### Records provided
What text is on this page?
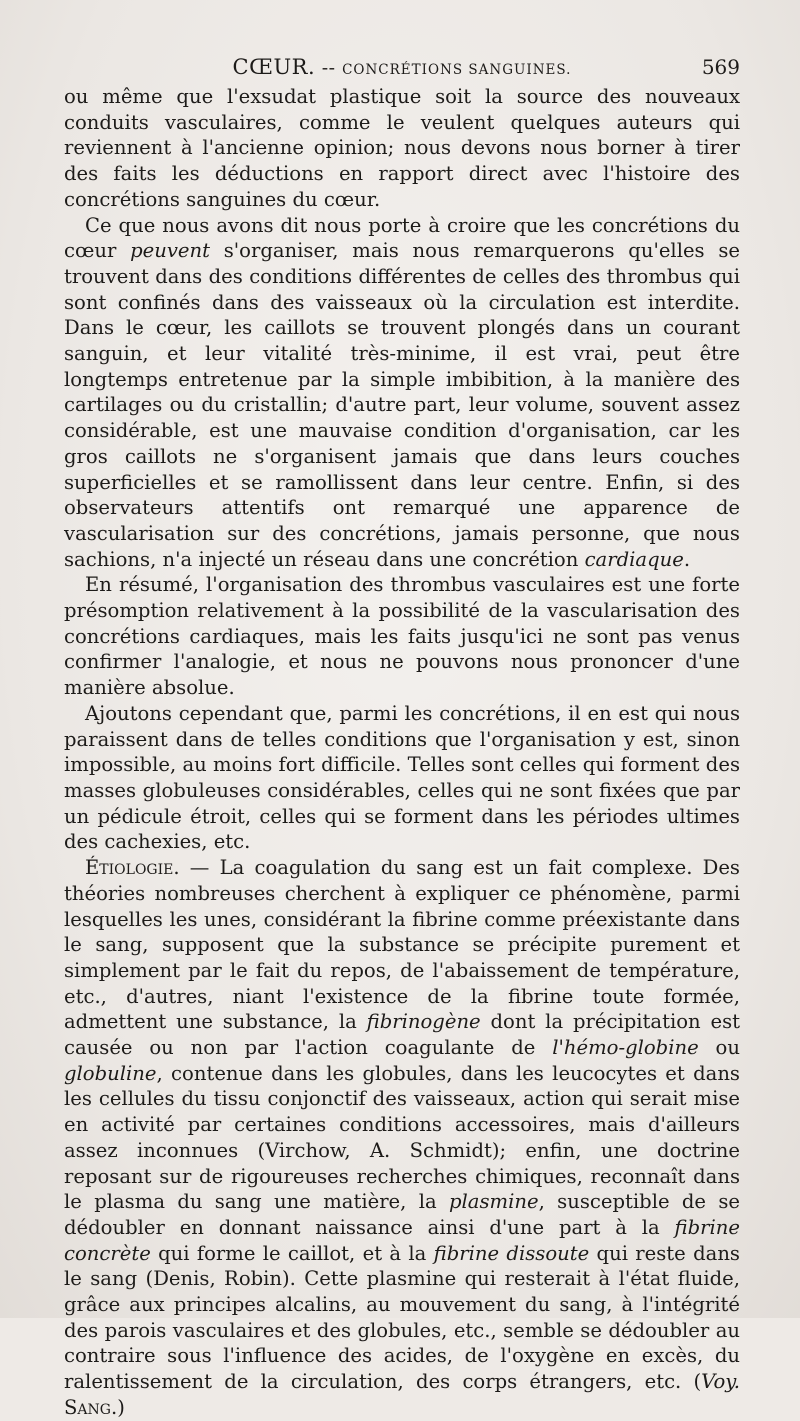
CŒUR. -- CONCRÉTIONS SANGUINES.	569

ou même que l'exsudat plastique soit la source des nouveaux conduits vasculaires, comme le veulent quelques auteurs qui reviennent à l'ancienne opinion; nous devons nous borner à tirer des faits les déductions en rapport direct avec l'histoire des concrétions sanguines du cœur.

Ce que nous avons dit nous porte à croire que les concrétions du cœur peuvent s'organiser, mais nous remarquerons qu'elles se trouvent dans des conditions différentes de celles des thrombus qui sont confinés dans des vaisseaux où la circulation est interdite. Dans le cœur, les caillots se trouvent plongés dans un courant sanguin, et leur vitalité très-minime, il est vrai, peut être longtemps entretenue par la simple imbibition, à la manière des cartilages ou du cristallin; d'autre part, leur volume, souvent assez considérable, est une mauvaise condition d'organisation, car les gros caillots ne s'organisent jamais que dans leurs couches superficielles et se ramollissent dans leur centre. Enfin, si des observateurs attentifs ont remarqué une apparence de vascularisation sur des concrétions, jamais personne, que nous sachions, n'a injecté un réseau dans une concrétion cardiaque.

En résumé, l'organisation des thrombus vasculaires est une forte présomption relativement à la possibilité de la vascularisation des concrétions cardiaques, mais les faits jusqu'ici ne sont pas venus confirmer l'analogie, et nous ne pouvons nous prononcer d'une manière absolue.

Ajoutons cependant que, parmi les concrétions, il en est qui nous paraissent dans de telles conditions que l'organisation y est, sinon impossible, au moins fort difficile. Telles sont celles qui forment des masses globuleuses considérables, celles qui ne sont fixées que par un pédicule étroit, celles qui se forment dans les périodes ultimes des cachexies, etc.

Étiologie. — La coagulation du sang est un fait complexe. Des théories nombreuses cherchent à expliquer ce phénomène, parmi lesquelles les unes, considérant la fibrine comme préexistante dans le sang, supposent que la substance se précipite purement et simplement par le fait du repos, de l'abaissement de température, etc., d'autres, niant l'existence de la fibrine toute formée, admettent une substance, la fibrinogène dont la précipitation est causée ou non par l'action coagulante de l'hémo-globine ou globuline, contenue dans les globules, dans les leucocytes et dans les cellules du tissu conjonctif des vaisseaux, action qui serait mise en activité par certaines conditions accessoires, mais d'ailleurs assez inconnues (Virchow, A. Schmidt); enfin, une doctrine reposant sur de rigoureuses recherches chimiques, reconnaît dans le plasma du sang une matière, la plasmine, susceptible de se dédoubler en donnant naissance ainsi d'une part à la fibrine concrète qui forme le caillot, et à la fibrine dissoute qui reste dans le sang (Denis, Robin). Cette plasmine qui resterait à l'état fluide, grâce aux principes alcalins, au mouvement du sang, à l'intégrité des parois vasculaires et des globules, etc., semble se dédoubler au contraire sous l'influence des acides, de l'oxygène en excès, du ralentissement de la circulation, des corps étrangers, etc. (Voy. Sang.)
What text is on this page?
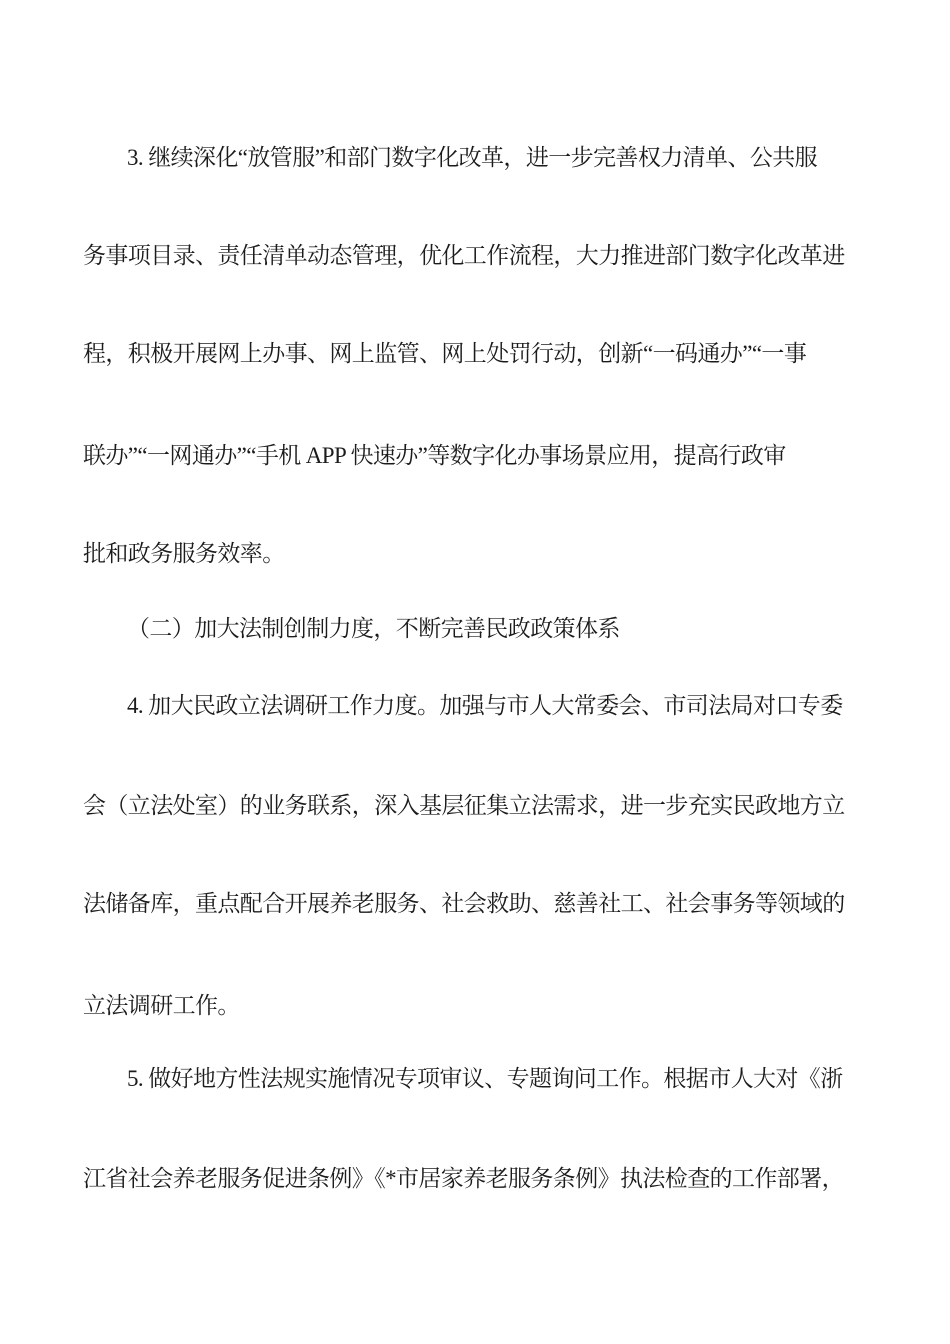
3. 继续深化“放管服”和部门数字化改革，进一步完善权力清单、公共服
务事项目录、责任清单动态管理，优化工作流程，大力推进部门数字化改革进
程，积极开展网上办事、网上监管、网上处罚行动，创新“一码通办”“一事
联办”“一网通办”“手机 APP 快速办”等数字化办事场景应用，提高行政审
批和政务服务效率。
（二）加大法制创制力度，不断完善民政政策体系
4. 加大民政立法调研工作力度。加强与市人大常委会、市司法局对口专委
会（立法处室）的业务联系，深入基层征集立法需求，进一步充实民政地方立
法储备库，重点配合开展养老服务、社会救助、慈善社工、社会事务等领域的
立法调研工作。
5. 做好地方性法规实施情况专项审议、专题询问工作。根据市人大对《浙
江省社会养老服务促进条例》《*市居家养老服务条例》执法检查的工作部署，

### The request
Omit every image. Quote each record exactly.

### Response
What text is on this page?
CŒUR. -- CONCRÉTIONS SANGUINES.	569

ou même que l'exsudat plastique soit la source des nouveaux conduits vasculaires, comme le veulent quelques auteurs qui reviennent à l'ancienne opinion; nous devons nous borner à tirer des faits les déductions en rapport direct avec l'histoire des concrétions sanguines du cœur.

Ce que nous avons dit nous porte à croire que les concrétions du cœur peuvent s'organiser, mais nous remarquerons qu'elles se trouvent dans des conditions différentes de celles des thrombus qui sont confinés dans des vaisseaux où la circulation est interdite. Dans le cœur, les caillots se trouvent plongés dans un courant sanguin, et leur vitalité très-minime, il est vrai, peut être longtemps entretenue par la simple imbibition, à la manière des cartilages ou du cristallin; d'autre part, leur volume, souvent assez considérable, est une mauvaise condition d'organisation, car les gros caillots ne s'organisent jamais que dans leurs couches superficielles et se ramollissent dans leur centre. Enfin, si des observateurs attentifs ont remarqué une apparence de vascularisation sur des concrétions, jamais personne, que nous sachions, n'a injecté un réseau dans une concrétion cardiaque.

En résumé, l'organisation des thrombus vasculaires est une forte présomption relativement à la possibilité de la vascularisation des concrétions cardiaques, mais les faits jusqu'ici ne sont pas venus confirmer l'analogie, et nous ne pouvons nous prononcer d'une manière absolue.

Ajoutons cependant que, parmi les concrétions, il en est qui nous paraissent dans de telles conditions que l'organisation y est, sinon impossible, au moins fort difficile. Telles sont celles qui forment des masses globuleuses considérables, celles qui ne sont fixées que par un pédicule étroit, celles qui se forment dans les périodes ultimes des cachexies, etc.

Étiologie. — La coagulation du sang est un fait complexe. Des théories nombreuses cherchent à expliquer ce phénomène, parmi lesquelles les unes, considérant la fibrine comme préexistante dans le sang, supposent que la substance se précipite purement et simplement par le fait du repos, de l'abaissement de température, etc., d'autres, niant l'existence de la fibrine toute formée, admettent une substance, la fibrinogène dont la précipitation est causée ou non par l'action coagulante de l'hémo-globine ou globuline, contenue dans les globules, dans les leucocytes et dans les cellules du tissu conjonctif des vaisseaux, action qui serait mise en activité par certaines conditions accessoires, mais d'ailleurs assez inconnues (Virchow, A. Schmidt); enfin, une doctrine reposant sur de rigoureuses recherches chimiques, reconnaît dans le plasma du sang une matière, la plasmine, susceptible de se dédoubler en donnant naissance ainsi d'une part à la fibrine concrète qui forme le caillot, et à la fibrine dissoute qui reste dans le sang (Denis, Robin). Cette plasmine qui resterait à l'état fluide, grâce aux principes alcalins, au mouvement du sang, à l'intégrité des parois vasculaires et des globules, etc., semble se dédoubler au contraire sous l'influence des acides, de l'oxygène en excès, du ralentissement de la circulation, des corps étrangers, etc. (Voy. Sang.)
What text is on this page?
3. 继续深化“放管服”和部门数字化改革，进一步完善权力清单、公共服
务事项目录、责任清单动态管理，优化工作流程，大力推进部门数字化改革进
程，积极开展网上办事、网上监管、网上处罚行动，创新“一码通办”“一事
联办”“一网通办”“手机 APP 快速办”等数字化办事场景应用，提高行政审
批和政务服务效率。
（二）加大法制创制力度，不断完善民政政策体系
4. 加大民政立法调研工作力度。加强与市人大常委会、市司法局对口专委
会（立法处室）的业务联系，深入基层征集立法需求，进一步充实民政地方立
法储备库，重点配合开展养老服务、社会救助、慈善社工、社会事务等领域的
立法调研工作。
5. 做好地方性法规实施情况专项审议、专题询问工作。根据市人大对《浙
江省社会养老服务促进条例》《*市居家养老服务条例》执法检查的工作部署，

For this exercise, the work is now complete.